(Dataset records):
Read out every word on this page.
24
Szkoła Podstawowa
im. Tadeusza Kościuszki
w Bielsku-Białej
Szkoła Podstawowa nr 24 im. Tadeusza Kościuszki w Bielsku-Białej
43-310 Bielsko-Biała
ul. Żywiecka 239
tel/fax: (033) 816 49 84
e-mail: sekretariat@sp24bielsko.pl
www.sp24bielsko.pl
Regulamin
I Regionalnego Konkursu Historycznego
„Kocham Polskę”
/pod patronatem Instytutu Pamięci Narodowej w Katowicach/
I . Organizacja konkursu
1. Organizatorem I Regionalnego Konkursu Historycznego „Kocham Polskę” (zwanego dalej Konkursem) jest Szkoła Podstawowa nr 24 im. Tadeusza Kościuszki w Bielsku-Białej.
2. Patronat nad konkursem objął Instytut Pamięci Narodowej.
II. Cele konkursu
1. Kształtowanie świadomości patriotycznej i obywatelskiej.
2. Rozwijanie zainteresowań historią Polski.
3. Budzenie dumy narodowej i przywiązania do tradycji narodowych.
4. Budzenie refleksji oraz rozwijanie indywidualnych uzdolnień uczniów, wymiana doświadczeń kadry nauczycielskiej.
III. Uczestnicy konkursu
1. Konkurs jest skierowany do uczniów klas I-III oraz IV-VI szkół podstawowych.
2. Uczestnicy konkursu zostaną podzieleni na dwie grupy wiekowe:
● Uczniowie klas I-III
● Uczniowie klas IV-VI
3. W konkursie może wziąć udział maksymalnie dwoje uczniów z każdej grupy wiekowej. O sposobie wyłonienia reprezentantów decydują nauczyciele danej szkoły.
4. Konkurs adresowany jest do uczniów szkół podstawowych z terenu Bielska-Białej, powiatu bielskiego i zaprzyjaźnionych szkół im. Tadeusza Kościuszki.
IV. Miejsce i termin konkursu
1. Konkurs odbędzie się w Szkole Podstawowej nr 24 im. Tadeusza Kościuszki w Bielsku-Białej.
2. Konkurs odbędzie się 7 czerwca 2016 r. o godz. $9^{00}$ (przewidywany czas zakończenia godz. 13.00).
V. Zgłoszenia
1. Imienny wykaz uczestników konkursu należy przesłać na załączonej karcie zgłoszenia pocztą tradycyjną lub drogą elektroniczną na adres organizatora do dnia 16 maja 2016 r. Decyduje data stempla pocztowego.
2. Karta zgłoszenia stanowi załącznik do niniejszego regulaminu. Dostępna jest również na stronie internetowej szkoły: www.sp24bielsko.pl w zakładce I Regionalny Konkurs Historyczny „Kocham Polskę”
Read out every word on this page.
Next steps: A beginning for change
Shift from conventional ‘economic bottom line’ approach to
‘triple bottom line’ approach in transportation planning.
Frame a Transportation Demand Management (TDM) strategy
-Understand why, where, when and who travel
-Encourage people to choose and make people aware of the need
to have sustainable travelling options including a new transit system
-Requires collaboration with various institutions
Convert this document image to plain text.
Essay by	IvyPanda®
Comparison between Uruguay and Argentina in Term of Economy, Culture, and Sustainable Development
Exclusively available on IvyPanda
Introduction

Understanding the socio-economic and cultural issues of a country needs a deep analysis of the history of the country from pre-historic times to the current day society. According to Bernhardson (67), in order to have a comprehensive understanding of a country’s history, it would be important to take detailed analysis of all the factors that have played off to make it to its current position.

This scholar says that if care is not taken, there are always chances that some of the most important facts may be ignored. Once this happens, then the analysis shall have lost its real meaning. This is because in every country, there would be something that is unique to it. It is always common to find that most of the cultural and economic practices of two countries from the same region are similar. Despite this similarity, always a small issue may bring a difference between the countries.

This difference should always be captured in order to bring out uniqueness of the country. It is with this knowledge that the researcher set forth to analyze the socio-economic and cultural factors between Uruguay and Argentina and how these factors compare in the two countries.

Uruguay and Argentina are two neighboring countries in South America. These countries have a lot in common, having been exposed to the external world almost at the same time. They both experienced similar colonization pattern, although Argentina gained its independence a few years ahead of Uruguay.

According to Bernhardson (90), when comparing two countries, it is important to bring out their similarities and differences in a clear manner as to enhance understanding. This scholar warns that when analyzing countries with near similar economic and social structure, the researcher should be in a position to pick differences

(Task prompt): Using the material above, report each line where "position" occurs.

(Exercise result):
Understanding the socio-economic and cultural issues of a country needs a deep analysis of the history of the country from pre-historic times to the current day society. According to Bernhardson (67), in order to have a comprehensive understanding of a country’s history, it would be important to take detailed analysis of all the factors that have played off to make it to its current position.
According to Bernhardson (90), when comparing two countries, it is important to bring out their similarities and differences in a clear manner as to enhance understanding. This scholar warns that when analyzing countries with near similar economic and social structure, the researcher should be in a position to pick differences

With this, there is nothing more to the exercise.